* **Problem requirements**
Collect each line of the entries that holds the string "EURUSD".

* **Listing**
※ ※ ※

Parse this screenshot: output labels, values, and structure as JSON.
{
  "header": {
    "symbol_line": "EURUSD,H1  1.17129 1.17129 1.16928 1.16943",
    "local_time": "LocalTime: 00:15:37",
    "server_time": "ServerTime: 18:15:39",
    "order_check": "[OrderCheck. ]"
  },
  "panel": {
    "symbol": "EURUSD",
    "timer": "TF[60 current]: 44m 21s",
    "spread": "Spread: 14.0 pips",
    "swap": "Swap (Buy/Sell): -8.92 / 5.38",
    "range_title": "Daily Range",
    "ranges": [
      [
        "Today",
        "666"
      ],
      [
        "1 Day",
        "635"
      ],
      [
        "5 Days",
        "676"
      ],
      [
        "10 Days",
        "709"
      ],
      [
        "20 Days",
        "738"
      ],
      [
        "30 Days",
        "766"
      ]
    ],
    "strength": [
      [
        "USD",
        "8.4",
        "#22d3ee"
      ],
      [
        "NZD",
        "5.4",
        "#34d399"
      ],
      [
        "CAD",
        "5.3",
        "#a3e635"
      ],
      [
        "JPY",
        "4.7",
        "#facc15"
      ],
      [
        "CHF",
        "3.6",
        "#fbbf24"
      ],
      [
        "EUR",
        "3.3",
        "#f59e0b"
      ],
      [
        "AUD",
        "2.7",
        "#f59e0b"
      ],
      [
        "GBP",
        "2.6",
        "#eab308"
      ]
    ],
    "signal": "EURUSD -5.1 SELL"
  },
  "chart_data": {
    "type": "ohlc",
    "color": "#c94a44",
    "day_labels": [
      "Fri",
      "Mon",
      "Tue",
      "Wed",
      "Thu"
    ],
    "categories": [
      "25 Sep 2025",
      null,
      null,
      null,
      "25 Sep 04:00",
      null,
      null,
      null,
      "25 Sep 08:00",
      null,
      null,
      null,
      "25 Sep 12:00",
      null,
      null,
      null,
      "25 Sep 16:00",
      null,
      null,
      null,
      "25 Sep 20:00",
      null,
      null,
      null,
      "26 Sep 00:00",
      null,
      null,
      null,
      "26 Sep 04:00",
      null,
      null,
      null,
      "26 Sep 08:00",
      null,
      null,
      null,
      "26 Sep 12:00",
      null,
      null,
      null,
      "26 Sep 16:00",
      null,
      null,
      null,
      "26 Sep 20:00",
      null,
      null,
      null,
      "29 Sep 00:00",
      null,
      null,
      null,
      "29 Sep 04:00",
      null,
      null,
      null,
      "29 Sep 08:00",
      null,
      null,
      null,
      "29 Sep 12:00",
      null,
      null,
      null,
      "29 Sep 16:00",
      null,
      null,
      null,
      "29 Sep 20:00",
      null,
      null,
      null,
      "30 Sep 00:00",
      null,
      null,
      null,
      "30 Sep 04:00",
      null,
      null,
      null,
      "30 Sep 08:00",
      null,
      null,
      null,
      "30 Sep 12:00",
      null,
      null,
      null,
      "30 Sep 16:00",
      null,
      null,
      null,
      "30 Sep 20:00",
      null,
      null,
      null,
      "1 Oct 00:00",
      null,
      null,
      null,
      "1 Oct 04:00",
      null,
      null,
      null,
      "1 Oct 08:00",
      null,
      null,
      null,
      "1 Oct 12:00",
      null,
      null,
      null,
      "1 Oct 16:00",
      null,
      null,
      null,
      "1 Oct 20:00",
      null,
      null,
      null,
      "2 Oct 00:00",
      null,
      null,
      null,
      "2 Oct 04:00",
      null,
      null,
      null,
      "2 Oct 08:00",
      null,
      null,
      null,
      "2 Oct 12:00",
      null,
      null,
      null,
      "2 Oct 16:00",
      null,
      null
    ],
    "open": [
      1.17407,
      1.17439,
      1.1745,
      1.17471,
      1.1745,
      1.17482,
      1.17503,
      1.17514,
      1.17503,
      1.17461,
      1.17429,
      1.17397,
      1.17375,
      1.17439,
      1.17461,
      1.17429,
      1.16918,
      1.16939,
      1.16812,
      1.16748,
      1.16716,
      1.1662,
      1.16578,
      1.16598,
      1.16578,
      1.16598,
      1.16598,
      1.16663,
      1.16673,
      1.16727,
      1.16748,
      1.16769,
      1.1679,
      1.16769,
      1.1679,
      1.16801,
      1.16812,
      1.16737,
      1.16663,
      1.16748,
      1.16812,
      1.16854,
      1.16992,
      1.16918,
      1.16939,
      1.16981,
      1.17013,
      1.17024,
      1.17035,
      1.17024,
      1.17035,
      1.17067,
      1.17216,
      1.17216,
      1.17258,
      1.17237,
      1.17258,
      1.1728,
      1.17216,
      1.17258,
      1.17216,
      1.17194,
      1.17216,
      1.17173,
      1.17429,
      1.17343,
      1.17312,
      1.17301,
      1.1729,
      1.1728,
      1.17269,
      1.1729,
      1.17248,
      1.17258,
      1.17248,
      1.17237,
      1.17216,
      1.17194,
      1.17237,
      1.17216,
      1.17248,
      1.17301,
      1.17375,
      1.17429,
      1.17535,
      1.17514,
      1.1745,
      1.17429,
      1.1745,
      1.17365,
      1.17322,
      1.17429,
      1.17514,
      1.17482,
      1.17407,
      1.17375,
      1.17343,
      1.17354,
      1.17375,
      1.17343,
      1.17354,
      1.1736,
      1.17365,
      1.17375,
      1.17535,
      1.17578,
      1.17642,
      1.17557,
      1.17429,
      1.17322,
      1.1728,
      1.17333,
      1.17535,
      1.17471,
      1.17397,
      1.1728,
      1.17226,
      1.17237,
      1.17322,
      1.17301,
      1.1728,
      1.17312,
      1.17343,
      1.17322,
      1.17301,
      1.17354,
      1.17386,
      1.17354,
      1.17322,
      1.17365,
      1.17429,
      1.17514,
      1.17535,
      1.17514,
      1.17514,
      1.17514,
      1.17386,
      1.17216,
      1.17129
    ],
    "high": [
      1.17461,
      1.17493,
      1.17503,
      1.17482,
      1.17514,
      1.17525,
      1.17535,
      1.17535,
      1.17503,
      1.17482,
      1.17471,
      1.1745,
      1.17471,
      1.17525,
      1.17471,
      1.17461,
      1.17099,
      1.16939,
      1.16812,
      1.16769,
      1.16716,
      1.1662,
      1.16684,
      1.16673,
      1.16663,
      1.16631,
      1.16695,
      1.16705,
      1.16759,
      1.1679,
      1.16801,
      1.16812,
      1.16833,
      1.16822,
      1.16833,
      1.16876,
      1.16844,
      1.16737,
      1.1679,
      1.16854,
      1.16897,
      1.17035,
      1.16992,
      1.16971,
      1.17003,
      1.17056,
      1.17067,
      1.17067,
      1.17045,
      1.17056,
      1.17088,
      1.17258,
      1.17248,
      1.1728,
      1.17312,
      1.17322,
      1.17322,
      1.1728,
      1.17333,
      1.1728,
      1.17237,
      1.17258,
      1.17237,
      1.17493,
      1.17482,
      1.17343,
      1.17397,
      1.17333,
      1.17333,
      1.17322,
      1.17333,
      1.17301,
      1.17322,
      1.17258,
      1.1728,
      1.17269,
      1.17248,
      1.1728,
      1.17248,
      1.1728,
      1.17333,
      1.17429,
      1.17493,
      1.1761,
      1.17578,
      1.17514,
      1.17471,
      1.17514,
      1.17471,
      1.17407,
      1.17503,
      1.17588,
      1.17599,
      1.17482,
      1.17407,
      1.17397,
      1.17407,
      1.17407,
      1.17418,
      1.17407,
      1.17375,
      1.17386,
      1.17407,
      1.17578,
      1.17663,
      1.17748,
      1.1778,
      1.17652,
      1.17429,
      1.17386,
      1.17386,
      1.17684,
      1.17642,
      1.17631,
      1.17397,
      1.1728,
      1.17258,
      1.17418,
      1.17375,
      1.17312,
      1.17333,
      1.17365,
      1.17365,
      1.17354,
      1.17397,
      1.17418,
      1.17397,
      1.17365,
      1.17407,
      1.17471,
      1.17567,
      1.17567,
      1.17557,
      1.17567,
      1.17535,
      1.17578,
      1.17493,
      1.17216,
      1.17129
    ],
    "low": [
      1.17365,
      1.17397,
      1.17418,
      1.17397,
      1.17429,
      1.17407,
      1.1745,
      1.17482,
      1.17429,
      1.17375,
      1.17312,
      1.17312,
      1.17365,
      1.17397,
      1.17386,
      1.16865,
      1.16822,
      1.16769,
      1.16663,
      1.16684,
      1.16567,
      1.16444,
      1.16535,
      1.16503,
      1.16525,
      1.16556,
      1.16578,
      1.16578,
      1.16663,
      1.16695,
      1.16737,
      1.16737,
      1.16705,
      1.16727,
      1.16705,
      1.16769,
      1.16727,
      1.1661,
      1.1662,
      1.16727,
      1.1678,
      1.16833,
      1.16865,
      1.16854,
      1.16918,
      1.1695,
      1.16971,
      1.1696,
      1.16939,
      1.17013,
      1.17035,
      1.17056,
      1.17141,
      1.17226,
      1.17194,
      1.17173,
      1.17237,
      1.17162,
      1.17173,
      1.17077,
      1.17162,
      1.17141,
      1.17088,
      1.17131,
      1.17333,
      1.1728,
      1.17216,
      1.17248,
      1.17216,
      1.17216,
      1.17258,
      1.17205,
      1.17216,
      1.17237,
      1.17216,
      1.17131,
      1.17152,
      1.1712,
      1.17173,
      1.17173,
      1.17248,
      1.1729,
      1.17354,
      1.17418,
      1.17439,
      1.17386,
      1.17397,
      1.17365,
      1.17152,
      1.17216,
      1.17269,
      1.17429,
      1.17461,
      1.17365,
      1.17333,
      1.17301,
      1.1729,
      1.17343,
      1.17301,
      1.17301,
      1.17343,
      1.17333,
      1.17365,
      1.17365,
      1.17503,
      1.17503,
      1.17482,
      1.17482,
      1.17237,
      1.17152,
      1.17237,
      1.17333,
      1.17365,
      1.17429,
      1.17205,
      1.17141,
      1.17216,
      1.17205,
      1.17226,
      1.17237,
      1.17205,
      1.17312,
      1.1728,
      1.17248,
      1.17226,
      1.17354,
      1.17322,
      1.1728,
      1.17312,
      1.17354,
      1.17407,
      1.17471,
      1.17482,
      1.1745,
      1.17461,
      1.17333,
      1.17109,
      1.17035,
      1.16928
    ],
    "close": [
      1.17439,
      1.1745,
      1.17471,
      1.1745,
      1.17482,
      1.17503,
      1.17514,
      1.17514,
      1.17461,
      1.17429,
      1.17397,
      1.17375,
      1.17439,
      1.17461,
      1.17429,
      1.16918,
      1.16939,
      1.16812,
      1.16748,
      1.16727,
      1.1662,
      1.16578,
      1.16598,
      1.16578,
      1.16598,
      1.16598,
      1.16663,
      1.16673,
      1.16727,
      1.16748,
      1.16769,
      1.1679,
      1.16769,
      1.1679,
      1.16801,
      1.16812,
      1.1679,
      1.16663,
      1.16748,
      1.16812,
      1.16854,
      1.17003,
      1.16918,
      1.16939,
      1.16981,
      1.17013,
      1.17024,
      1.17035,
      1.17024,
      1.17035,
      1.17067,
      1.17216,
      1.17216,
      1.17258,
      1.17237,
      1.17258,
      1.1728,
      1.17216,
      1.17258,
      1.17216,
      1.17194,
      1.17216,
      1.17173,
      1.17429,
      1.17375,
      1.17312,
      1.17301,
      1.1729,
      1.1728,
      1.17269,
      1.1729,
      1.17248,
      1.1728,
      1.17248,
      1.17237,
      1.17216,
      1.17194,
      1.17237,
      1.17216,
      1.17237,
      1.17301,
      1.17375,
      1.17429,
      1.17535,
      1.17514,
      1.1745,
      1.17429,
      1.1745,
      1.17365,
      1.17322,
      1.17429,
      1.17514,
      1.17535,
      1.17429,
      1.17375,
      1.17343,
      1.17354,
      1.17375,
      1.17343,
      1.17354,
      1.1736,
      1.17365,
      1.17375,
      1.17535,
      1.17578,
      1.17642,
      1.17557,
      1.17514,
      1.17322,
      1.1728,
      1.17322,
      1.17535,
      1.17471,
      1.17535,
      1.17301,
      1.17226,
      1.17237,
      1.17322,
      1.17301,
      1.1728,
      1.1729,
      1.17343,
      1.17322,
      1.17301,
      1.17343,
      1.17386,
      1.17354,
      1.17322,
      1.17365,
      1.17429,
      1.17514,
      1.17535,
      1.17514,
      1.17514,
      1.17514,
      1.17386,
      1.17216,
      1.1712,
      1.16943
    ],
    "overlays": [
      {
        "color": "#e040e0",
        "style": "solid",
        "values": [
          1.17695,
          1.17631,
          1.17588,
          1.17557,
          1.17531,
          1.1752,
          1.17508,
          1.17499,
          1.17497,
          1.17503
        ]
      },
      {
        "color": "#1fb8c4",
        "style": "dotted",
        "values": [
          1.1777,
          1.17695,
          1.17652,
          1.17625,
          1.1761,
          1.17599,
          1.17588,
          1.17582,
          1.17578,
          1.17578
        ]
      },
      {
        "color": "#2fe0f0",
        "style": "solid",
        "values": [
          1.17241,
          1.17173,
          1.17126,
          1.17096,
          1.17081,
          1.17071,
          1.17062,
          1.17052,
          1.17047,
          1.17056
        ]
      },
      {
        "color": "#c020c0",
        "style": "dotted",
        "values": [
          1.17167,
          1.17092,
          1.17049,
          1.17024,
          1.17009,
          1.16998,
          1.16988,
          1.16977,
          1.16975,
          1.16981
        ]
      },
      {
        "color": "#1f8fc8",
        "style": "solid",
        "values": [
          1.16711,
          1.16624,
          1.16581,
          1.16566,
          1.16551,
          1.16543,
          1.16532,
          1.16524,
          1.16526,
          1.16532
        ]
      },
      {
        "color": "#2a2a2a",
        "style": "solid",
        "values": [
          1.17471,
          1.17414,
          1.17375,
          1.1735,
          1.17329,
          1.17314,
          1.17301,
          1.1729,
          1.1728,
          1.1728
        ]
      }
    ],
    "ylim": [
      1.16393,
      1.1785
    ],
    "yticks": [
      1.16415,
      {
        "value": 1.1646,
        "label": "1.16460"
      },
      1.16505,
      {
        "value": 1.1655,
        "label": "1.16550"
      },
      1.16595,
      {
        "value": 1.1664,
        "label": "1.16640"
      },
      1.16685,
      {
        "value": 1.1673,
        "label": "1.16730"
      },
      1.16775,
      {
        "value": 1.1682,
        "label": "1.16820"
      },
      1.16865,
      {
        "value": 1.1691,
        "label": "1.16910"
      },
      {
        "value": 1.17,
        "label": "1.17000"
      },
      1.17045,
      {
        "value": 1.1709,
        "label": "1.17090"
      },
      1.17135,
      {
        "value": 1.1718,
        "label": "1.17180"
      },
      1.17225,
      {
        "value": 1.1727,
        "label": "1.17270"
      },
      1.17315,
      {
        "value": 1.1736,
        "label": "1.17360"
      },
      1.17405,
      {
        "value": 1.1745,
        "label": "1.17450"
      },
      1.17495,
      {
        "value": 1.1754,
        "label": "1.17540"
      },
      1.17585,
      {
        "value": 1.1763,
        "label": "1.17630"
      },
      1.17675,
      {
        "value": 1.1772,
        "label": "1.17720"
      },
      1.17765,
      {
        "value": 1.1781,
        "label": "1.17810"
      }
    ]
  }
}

※ ※ ※

* **Answer**
    "symbol_line": "EURUSD,H1  1.17129 1.17129 1.16928 1.16943",
    "symbol": "EURUSD",
    "signal": "EURUSD -5.1 SELL"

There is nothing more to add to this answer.